▸ EXERCISE AIM
Return the lines below that carry the word "Perspective".

● ● ●

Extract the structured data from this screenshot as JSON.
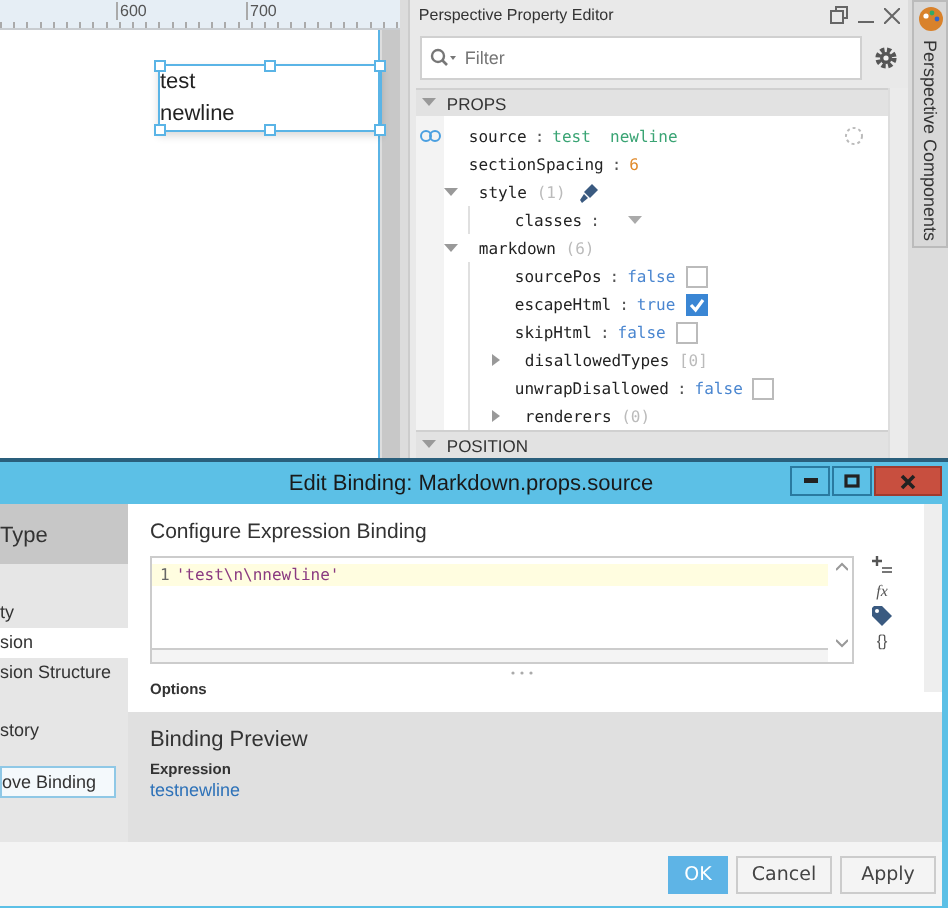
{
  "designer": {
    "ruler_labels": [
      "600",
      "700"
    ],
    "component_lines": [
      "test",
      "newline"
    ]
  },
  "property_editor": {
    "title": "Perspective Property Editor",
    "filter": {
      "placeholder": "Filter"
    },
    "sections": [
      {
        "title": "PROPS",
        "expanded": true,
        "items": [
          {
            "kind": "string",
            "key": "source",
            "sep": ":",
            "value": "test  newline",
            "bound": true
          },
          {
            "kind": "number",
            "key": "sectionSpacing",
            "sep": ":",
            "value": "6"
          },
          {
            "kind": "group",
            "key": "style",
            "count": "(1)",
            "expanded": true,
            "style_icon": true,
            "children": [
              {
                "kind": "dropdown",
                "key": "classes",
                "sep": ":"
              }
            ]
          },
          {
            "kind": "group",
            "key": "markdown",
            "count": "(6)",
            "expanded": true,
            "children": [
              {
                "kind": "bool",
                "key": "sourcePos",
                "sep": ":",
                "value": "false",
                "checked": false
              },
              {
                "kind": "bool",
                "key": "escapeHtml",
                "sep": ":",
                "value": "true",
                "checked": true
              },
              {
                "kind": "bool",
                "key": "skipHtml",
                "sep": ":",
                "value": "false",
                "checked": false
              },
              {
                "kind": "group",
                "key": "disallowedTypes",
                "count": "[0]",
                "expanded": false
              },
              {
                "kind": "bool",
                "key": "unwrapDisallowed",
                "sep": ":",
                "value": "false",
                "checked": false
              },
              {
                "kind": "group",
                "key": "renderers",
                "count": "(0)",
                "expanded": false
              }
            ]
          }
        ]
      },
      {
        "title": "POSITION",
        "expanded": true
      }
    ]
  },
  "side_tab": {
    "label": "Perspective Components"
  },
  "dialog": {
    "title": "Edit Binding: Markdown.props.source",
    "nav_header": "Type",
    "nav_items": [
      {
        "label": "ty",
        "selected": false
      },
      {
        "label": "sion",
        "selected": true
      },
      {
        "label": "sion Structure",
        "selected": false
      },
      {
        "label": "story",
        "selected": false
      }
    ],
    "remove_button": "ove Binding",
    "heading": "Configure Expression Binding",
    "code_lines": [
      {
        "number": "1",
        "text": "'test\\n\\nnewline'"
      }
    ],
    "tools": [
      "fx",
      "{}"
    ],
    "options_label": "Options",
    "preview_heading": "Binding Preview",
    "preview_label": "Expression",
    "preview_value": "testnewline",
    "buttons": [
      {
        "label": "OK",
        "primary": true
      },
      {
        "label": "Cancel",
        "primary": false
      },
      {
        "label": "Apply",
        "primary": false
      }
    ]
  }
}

● ● ●

▸ OUTPUT FOR THIS TASK
    "title": "Perspective Property Editor",
    "label": "Perspective Components"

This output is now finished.